Set exercise — Where a line contains the word "wojny", copy that line in full.

-- Begin Material for this task --

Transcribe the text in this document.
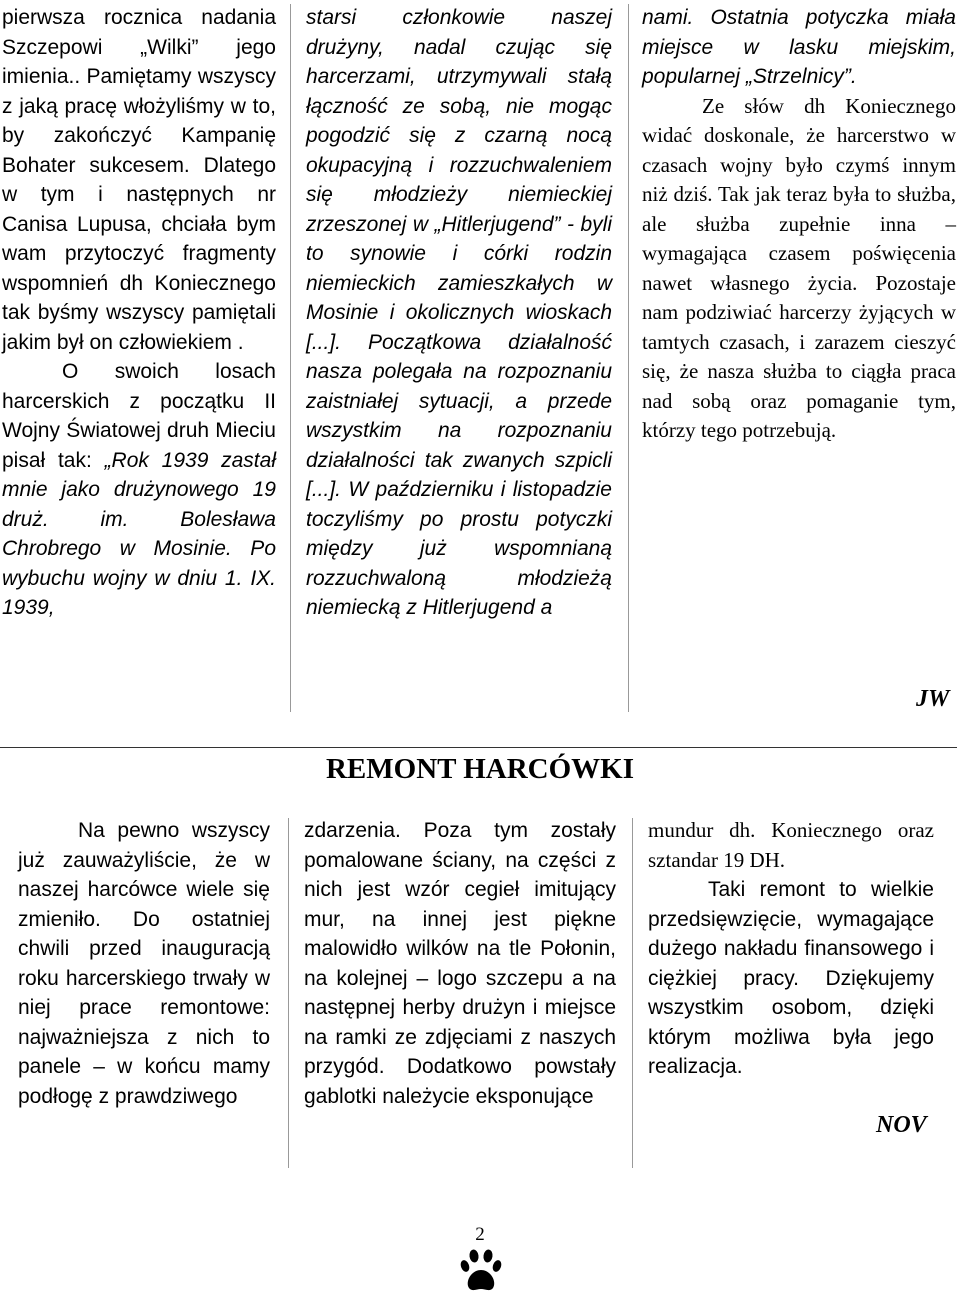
pierwsza rocznica nadania Szczepowi „Wilki” jego imienia.. Pamiętamy wszyscy z jaką pracę włożyliśmy w to, by zakończyć Kampanię Bohater sukcesem. Dlatego w tym i następnych nr Canisa Lupusa, chciała bym wam przytoczyć fragmenty wspomnień dh Koniecznego tak byśmy wszyscy pamiętali jakim był on człowiekiem .

O swoich losach harcerskich z początku II Wojny Światowej druh Mieciu pisał tak: „Rok 1939 zastał mnie jako drużynowego 19 druż. im. Bolesława Chrobrego w Mosinie. Po wybuchu wojny w dniu 1. IX. 1939,

starsi członkowie naszej drużyny, nadal czując się harcerzami, utrzymywali stałą łączność ze sobą, nie mogąc pogodzić się z czarną nocą okupacyjną i rozzuchwaleniem się młodzieży niemieckiej zrzeszonej w „Hitlerjugend” - byli to synowie i córki rodzin niemieckich zamieszkałych w Mosinie i okolicznych wioskach [...]. Początkowa działalność nasza polegała na rozpoznaniu zaistniałej sytuacji, a przede wszystkim na rozpoznaniu działalności tak zwanych szpicli [...]. W październiku i listopadzie toczyliśmy po prostu potyczki między już wspomnianą rozzuchwaloną młodzieżą niemiecką z Hitlerjugend a

nami. Ostatnia potyczka miała miejsce w lasku miejskim, popularnej „Strzelnicy”.

Ze słów dh Koniecznego widać doskonale, że harcerstwo w czasach wojny było czymś innym niż dziś. Tak jak teraz była to służba, ale służba zupełnie inna – wymagająca czasem poświęcenia nawet własnego życia. Pozostaje nam podziwiać harcerzy żyjących w tamtych czasach, i zarazem cieszyć się, że nasza służba to ciągła praca nad sobą oraz pomaganie tym, którzy tego potrzebują.

JW
REMONT HARCÓWKI

Na pewno wszyscy już zauważyliście, że w naszej harcówce wiele się zmieniło. Do ostatniej chwili przed inauguracją roku harcerskiego trwały w niej prace remontowe: najważniejsza z nich to panele – w końcu mamy podłogę z prawdziwego

zdarzenia. Poza tym zostały pomalowane ściany, na części z nich jest wzór cegieł imitujący mur, na innej jest piękne malowidło wilków na tle Połonin, na kolejnej – logo szczepu a na następnej herby drużyn i miejsce na ramki ze zdjęciami z naszych przygód. Dodatkowo powstały gablotki należycie eksponujące

mundur dh. Koniecznego oraz sztandar 19 DH.

Taki remont to wielkie przedsięwzięcie, wymagające dużego nakładu finansowego i ciężkiej pracy. Dziękujemy wszystkim osobom, dzięki którym możliwa była jego realizacja.

NOV
2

-- End Material for this task --

Correct response —
O swoich losach harcerskich z początku II Wojny Światowej druh Mieciu pisał tak: „Rok 1939 zastał mnie jako drużynowego 19 druż. im. Bolesława Chrobrego w Mosinie. Po wybuchu wojny w dniu 1. IX. 1939,
Ze słów dh Koniecznego widać doskonale, że harcerstwo w czasach wojny było czymś innym niż dziś. Tak jak teraz była to służba, ale służba zupełnie inna – wymagająca czasem poświęcenia nawet własnego życia. Pozostaje nam podziwiać harcerzy żyjących w tamtych czasach, i zarazem cieszyć się, że nasza służba to ciągła praca nad sobą oraz pomaganie tym, którzy tego potrzebują.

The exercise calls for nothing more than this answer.